▶ [Records shown]:
━━━━
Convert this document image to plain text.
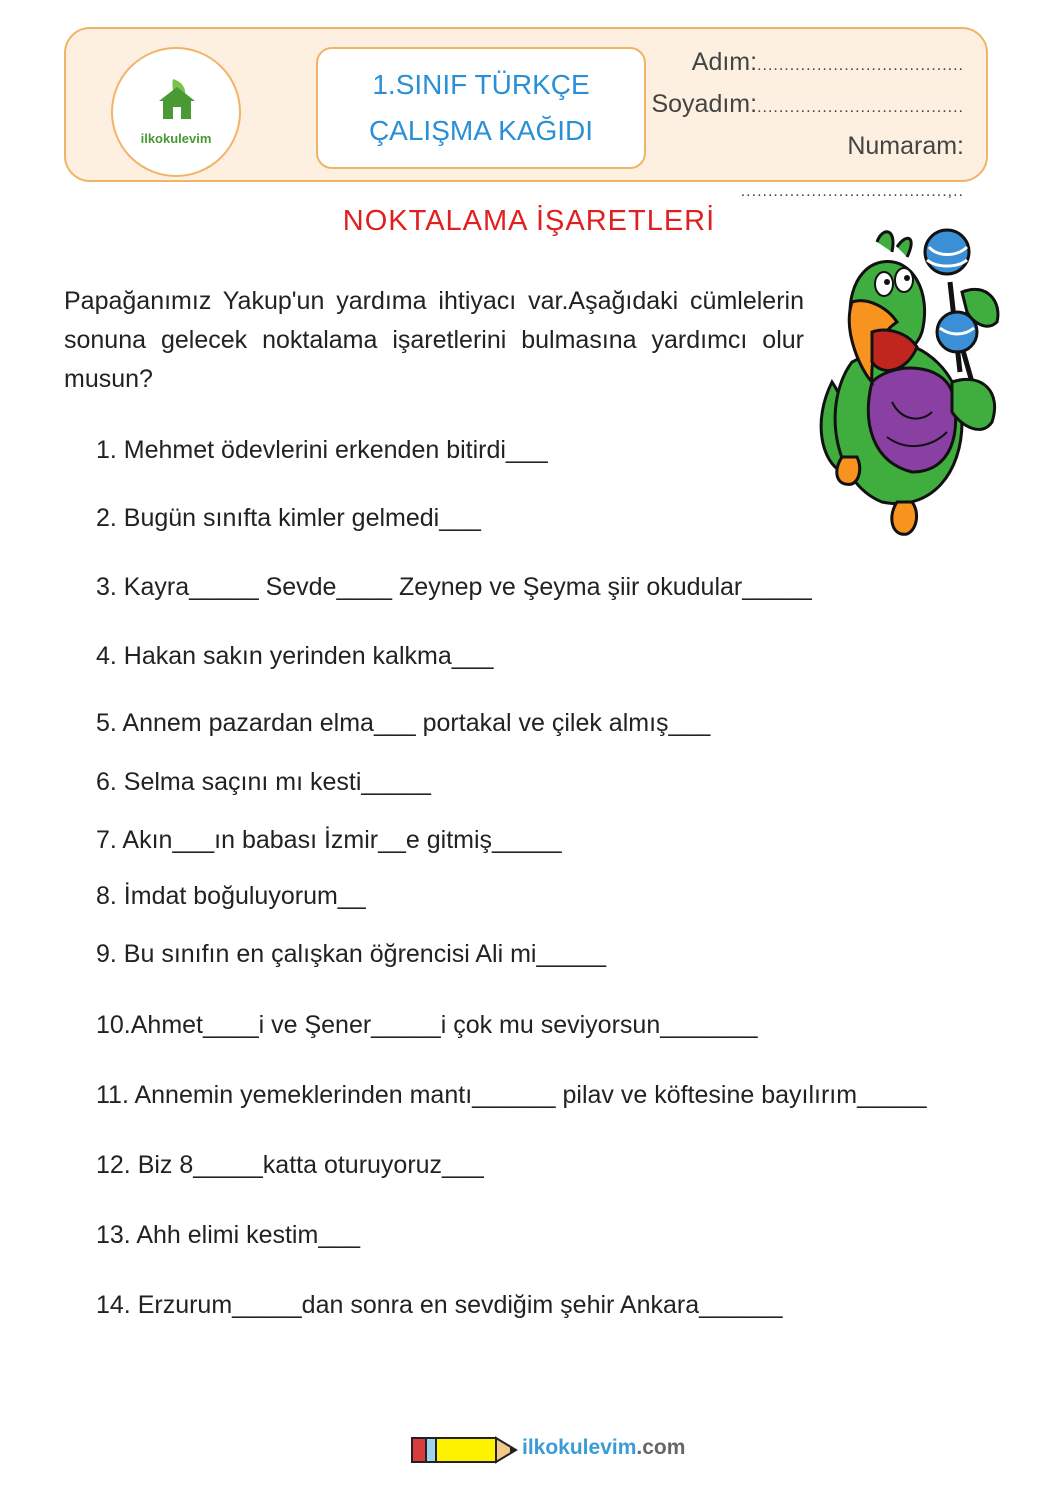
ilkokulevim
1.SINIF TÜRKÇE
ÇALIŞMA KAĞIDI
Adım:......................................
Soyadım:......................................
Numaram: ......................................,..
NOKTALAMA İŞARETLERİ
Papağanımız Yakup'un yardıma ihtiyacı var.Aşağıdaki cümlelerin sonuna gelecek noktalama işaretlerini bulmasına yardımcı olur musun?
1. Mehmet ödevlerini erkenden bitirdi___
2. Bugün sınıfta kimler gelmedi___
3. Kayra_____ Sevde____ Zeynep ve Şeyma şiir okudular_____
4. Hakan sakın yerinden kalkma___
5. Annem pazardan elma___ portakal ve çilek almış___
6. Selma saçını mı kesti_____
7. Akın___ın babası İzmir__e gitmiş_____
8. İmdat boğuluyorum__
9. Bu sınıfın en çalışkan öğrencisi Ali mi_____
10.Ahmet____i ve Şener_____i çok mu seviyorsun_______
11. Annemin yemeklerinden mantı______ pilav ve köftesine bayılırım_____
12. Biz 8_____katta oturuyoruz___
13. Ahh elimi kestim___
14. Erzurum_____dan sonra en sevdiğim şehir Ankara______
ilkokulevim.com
━━━━
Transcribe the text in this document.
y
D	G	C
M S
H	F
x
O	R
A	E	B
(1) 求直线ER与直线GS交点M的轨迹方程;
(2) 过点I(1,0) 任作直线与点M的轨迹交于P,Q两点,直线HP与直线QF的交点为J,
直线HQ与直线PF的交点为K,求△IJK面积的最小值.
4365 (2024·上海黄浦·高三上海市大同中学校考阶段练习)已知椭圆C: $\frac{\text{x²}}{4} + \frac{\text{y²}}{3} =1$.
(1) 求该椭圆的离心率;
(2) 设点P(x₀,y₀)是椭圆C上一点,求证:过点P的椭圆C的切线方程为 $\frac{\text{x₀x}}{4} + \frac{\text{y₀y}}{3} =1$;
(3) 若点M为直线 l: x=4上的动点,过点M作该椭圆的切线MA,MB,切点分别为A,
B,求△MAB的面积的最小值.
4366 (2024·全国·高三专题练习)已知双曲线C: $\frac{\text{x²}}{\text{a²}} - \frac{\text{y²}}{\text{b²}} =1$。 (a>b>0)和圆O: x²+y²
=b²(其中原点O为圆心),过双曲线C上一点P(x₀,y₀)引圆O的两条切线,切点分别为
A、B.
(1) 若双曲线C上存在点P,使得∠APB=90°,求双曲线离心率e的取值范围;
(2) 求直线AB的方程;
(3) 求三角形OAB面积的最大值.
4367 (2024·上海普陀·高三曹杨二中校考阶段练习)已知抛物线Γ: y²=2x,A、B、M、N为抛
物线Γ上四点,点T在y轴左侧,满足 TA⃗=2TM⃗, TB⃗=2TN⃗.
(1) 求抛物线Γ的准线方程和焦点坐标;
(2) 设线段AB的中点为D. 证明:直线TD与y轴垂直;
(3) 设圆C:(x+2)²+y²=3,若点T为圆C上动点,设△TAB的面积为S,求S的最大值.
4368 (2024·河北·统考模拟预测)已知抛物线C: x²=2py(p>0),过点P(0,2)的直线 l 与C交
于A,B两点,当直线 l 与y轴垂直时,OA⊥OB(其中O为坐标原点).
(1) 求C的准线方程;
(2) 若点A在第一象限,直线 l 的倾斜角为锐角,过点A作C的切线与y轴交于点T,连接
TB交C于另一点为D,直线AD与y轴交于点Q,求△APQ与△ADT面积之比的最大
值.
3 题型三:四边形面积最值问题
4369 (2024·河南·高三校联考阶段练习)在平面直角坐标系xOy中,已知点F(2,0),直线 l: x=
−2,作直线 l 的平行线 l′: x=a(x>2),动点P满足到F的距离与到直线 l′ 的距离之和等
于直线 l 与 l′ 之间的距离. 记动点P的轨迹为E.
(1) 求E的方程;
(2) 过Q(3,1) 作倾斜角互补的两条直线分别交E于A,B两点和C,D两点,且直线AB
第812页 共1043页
━━━━
▶ [What you will do]: Copy out each line of the records where the string "document" appears.

▶ [Output for this task]:
Convert this document image to plain text.
Transcribe the text in this document.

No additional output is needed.